# [Requirement]
Could you write out every entry exactly as it stands?
★ ★ ★ ★ ★ ★ ★
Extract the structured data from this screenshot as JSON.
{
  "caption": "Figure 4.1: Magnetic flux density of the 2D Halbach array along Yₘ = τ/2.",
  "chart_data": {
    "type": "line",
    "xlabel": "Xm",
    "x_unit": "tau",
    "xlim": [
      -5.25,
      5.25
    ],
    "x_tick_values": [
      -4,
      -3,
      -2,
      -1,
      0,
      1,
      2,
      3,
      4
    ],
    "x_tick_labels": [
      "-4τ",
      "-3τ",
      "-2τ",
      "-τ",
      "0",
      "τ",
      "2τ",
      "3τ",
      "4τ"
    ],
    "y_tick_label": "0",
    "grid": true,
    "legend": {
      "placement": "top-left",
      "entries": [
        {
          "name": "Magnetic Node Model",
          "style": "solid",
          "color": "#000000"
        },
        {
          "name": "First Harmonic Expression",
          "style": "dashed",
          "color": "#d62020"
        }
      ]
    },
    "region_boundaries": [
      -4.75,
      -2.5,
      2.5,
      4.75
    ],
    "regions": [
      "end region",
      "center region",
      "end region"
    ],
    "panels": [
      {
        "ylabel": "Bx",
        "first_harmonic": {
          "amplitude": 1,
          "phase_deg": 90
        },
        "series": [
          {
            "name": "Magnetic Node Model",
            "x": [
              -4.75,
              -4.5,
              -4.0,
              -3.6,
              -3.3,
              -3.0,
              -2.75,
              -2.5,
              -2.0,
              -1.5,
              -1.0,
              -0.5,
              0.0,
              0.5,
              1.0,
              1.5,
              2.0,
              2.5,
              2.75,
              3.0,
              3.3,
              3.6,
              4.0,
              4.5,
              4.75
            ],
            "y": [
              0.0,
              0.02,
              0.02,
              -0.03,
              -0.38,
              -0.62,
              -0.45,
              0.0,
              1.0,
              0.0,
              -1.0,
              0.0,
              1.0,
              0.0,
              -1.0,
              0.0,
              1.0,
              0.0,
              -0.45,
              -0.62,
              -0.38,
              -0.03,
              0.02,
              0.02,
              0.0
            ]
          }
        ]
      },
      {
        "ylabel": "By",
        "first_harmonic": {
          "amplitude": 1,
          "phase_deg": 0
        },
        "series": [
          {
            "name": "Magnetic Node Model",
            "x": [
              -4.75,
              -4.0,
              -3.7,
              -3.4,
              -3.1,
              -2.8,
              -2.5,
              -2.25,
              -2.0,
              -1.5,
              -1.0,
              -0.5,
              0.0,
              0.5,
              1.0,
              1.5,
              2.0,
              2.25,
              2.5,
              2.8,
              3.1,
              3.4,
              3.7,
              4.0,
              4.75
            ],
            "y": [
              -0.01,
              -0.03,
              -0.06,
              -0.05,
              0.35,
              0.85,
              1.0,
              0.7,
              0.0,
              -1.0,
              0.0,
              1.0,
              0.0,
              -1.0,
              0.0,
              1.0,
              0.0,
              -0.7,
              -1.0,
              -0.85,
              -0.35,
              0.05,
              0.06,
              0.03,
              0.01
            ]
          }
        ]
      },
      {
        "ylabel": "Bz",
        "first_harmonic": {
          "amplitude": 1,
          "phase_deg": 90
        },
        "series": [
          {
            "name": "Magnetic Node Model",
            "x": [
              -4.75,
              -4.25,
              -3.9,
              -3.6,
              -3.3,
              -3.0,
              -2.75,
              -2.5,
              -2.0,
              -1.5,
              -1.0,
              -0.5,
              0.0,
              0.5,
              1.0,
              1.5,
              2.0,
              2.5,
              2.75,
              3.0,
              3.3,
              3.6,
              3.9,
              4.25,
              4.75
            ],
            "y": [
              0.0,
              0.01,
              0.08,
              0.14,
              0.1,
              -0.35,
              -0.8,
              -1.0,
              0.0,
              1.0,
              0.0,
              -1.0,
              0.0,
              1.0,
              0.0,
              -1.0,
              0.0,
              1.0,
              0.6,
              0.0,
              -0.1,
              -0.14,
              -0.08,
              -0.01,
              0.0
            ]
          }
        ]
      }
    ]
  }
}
★ ★ ★ ★ ★ ★ ★
# [Full output]
Extract the structured data from this screenshot as JSON.
{
  "caption": "Figure 4.1: Magnetic flux density of the 2D Halbach array along Yₘ = τ/2.",
  "chart_data": {
    "type": "line",
    "xlabel": "Xm",
    "x_unit": "tau",
    "xlim": [
      -5.25,
      5.25
    ],
    "x_tick_values": [
      -4,
      -3,
      -2,
      -1,
      0,
      1,
      2,
      3,
      4
    ],
    "x_tick_labels": [
      "-4τ",
      "-3τ",
      "-2τ",
      "-τ",
      "0",
      "τ",
      "2τ",
      "3τ",
      "4τ"
    ],
    "y_tick_label": "0",
    "grid": true,
    "legend": {
      "placement": "top-left",
      "entries": [
        {
          "name": "Magnetic Node Model",
          "style": "solid",
          "color": "#000000"
        },
        {
          "name": "First Harmonic Expression",
          "style": "dashed",
          "color": "#d62020"
        }
      ]
    },
    "region_boundaries": [
      -4.75,
      -2.5,
      2.5,
      4.75
    ],
    "regions": [
      "end region",
      "center region",
      "end region"
    ],
    "panels": [
      {
        "ylabel": "Bx",
        "first_harmonic": {
          "amplitude": 1,
          "phase_deg": 90
        },
        "series": [
          {
            "name": "Magnetic Node Model",
            "x": [
              -4.75,
              -4.5,
              -4.0,
              -3.6,
              -3.3,
              -3.0,
              -2.75,
              -2.5,
              -2.0,
              -1.5,
              -1.0,
              -0.5,
              0.0,
              0.5,
              1.0,
              1.5,
              2.0,
              2.5,
              2.75,
              3.0,
              3.3,
              3.6,
              4.0,
              4.5,
              4.75
            ],
            "y": [
              0.0,
              0.02,
              0.02,
              -0.03,
              -0.38,
              -0.62,
              -0.45,
              0.0,
              1.0,
              0.0,
              -1.0,
              0.0,
              1.0,
              0.0,
              -1.0,
              0.0,
              1.0,
              0.0,
              -0.45,
              -0.62,
              -0.38,
              -0.03,
              0.02,
              0.02,
              0.0
            ]
          }
        ]
      },
      {
        "ylabel": "By",
        "first_harmonic": {
          "amplitude": 1,
          "phase_deg": 0
        },
        "series": [
          {
            "name": "Magnetic Node Model",
            "x": [
              -4.75,
              -4.0,
              -3.7,
              -3.4,
              -3.1,
              -2.8,
              -2.5,
              -2.25,
              -2.0,
              -1.5,
              -1.0,
              -0.5,
              0.0,
              0.5,
              1.0,
              1.5,
              2.0,
              2.25,
              2.5,
              2.8,
              3.1,
              3.4,
              3.7,
              4.0,
              4.75
            ],
            "y": [
              -0.01,
              -0.03,
              -0.06,
              -0.05,
              0.35,
              0.85,
              1.0,
              0.7,
              0.0,
              -1.0,
              0.0,
              1.0,
              0.0,
              -1.0,
              0.0,
              1.0,
              0.0,
              -0.7,
              -1.0,
              -0.85,
              -0.35,
              0.05,
              0.06,
              0.03,
              0.01
            ]
          }
        ]
      },
      {
        "ylabel": "Bz",
        "first_harmonic": {
          "amplitude": 1,
          "phase_deg": 90
        },
        "series": [
          {
            "name": "Magnetic Node Model",
            "x": [
              -4.75,
              -4.25,
              -3.9,
              -3.6,
              -3.3,
              -3.0,
              -2.75,
              -2.5,
              -2.0,
              -1.5,
              -1.0,
              -0.5,
              0.0,
              0.5,
              1.0,
              1.5,
              2.0,
              2.5,
              2.75,
              3.0,
              3.3,
              3.6,
              3.9,
              4.25,
              4.75
            ],
            "y": [
              0.0,
              0.01,
              0.08,
              0.14,
              0.1,
              -0.35,
              -0.8,
              -1.0,
              0.0,
              1.0,
              0.0,
              -1.0,
              0.0,
              1.0,
              0.0,
              -1.0,
              0.0,
              1.0,
              0.6,
              0.0,
              -0.1,
              -0.14,
              -0.08,
              -0.01,
              0.0
            ]
          }
        ]
      }
    ]
  }
}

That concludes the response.